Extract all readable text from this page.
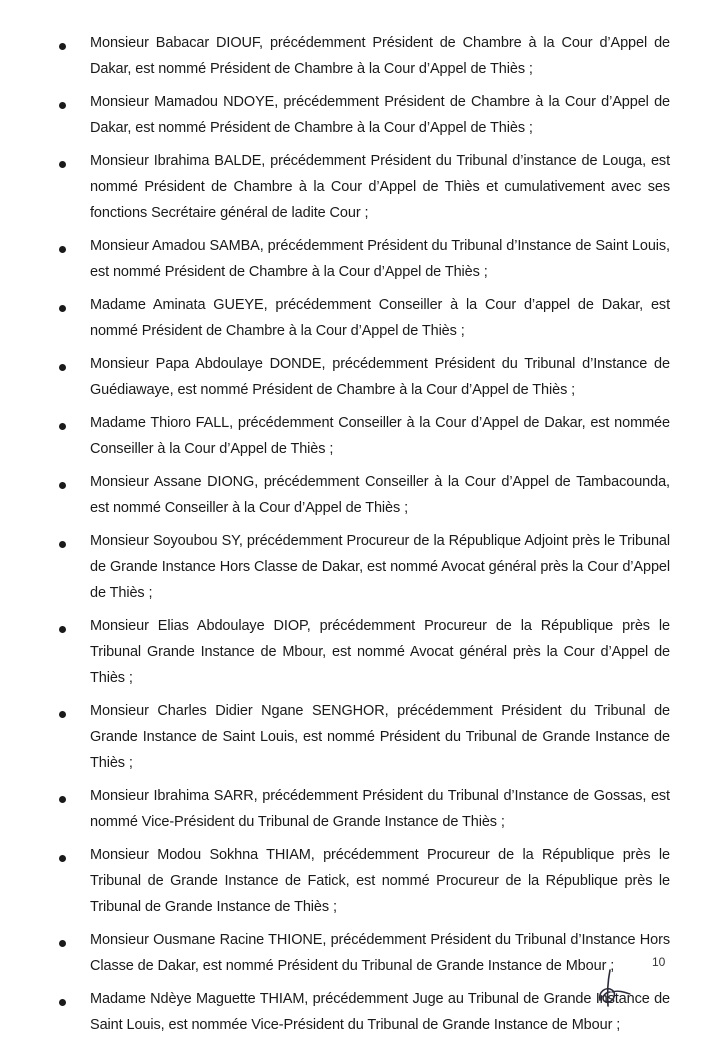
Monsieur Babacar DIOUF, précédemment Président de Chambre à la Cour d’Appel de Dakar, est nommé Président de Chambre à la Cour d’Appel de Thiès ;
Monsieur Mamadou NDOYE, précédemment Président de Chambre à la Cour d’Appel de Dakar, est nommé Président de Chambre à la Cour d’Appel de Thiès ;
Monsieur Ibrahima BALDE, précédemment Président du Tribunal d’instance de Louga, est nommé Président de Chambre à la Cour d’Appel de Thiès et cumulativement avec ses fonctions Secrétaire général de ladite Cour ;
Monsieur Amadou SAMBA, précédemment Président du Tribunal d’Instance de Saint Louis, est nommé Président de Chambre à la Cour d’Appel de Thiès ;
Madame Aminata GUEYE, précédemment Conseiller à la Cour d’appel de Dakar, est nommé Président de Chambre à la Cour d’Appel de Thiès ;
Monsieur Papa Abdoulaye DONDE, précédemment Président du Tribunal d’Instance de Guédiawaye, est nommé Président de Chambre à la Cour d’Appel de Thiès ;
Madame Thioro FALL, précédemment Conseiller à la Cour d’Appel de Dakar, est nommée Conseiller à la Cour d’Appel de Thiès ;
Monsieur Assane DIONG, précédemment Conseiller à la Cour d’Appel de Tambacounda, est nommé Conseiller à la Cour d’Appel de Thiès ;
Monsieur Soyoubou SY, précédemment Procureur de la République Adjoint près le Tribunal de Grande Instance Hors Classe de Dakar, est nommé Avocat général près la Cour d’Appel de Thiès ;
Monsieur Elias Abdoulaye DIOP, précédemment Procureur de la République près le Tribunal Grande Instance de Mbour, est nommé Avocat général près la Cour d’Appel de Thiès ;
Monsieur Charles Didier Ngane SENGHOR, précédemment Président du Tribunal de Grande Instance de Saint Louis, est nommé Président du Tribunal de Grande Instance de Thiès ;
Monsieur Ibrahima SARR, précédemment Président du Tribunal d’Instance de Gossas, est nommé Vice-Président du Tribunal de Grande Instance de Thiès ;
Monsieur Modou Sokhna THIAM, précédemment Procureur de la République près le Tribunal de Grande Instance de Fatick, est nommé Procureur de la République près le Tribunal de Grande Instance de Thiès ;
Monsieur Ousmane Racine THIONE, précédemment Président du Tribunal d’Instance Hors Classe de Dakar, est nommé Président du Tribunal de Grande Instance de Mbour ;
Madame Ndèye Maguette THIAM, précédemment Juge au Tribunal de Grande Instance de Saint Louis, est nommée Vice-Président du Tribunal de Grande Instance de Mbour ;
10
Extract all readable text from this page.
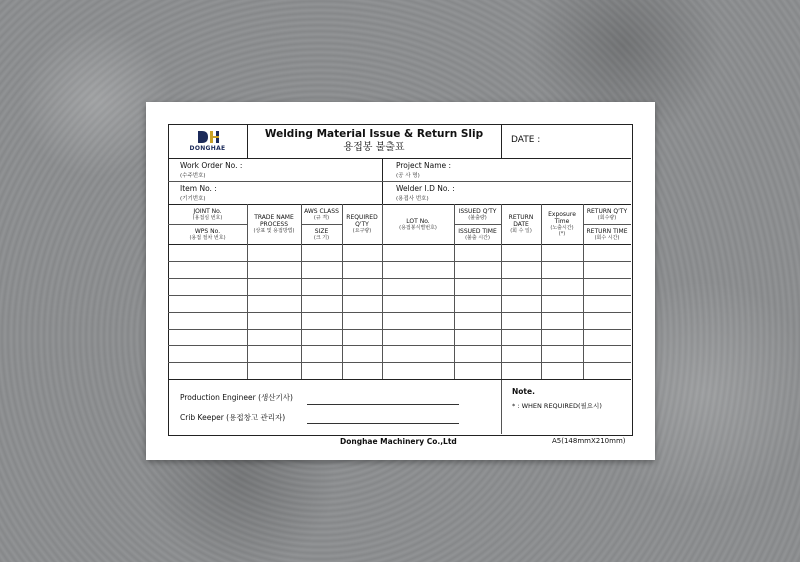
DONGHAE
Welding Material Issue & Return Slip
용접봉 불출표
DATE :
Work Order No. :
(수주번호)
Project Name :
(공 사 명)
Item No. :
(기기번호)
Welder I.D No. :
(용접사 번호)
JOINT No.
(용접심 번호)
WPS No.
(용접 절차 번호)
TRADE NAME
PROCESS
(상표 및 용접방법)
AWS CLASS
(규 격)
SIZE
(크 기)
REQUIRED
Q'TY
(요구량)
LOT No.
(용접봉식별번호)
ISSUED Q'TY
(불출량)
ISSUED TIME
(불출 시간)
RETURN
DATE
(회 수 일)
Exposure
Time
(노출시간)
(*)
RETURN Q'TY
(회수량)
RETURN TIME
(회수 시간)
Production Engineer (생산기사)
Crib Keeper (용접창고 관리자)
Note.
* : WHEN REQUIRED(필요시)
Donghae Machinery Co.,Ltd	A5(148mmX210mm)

****************************************

### [Set task]
Write out each entry exactly as given, but skip the pictures.

### [Task solution]
Extract all readable text from this page.
Monsieur Babacar DIOUF, précédemment Président de Chambre à la Cour d’Appel de Dakar, est nommé Président de Chambre à la Cour d’Appel de Thiès ;
Monsieur Mamadou NDOYE, précédemment Président de Chambre à la Cour d’Appel de Dakar, est nommé Président de Chambre à la Cour d’Appel de Thiès ;
Monsieur Ibrahima BALDE, précédemment Président du Tribunal d’instance de Louga, est nommé Président de Chambre à la Cour d’Appel de Thiès et cumulativement avec ses fonctions Secrétaire général de ladite Cour ;
Monsieur Amadou SAMBA, précédemment Président du Tribunal d’Instance de Saint Louis, est nommé Président de Chambre à la Cour d’Appel de Thiès ;
Madame Aminata GUEYE, précédemment Conseiller à la Cour d’appel de Dakar, est nommé Président de Chambre à la Cour d’Appel de Thiès ;
Monsieur Papa Abdoulaye DONDE, précédemment Président du Tribunal d’Instance de Guédiawaye, est nommé Président de Chambre à la Cour d’Appel de Thiès ;
Madame Thioro FALL, précédemment Conseiller à la Cour d’Appel de Dakar, est nommée Conseiller à la Cour d’Appel de Thiès ;
Monsieur Assane DIONG, précédemment Conseiller à la Cour d’Appel de Tambacounda, est nommé Conseiller à la Cour d’Appel de Thiès ;
Monsieur Soyoubou SY, précédemment Procureur de la République Adjoint près le Tribunal de Grande Instance Hors Classe de Dakar, est nommé Avocat général près la Cour d’Appel de Thiès ;
Monsieur Elias Abdoulaye DIOP, précédemment Procureur de la République près le Tribunal Grande Instance de Mbour, est nommé Avocat général près la Cour d’Appel de Thiès ;
Monsieur Charles Didier Ngane SENGHOR, précédemment Président du Tribunal de Grande Instance de Saint Louis, est nommé Président du Tribunal de Grande Instance de Thiès ;
Monsieur Ibrahima SARR, précédemment Président du Tribunal d’Instance de Gossas, est nommé Vice-Président du Tribunal de Grande Instance de Thiès ;
Monsieur Modou Sokhna THIAM, précédemment Procureur de la République près le Tribunal de Grande Instance de Fatick, est nommé Procureur de la République près le Tribunal de Grande Instance de Thiès ;
Monsieur Ousmane Racine THIONE, précédemment Président du Tribunal d’Instance Hors Classe de Dakar, est nommé Président du Tribunal de Grande Instance de Mbour ;
Madame Ndèye Maguette THIAM, précédemment Juge au Tribunal de Grande Instance de Saint Louis, est nommée Vice-Président du Tribunal de Grande Instance de Mbour ;
10
Extract all readable text from this page.
DONGHAE
Welding Material Issue & Return Slip
용접봉 불출표
DATE :
Work Order No. :
(수주번호)
Project Name :
(공 사 명)
Item No. :
(기기번호)
Welder I.D No. :
(용접사 번호)
JOINT No.
(용접심 번호)
WPS No.
(용접 절차 번호)
TRADE NAME
PROCESS
(상표 및 용접방법)
AWS CLASS
(규 격)
SIZE
(크 기)
REQUIRED
Q'TY
(요구량)
LOT No.
(용접봉식별번호)
ISSUED Q'TY
(불출량)
ISSUED TIME
(불출 시간)
RETURN
DATE
(회 수 일)
Exposure
Time
(노출시간)
(*)
RETURN Q'TY
(회수량)
RETURN TIME
(회수 시간)
Production Engineer (생산기사)
Crib Keeper (용접창고 관리자)
Note.
* : WHEN REQUIRED(필요시)
Donghae Machinery Co.,Ltd	A5(148mmX210mm)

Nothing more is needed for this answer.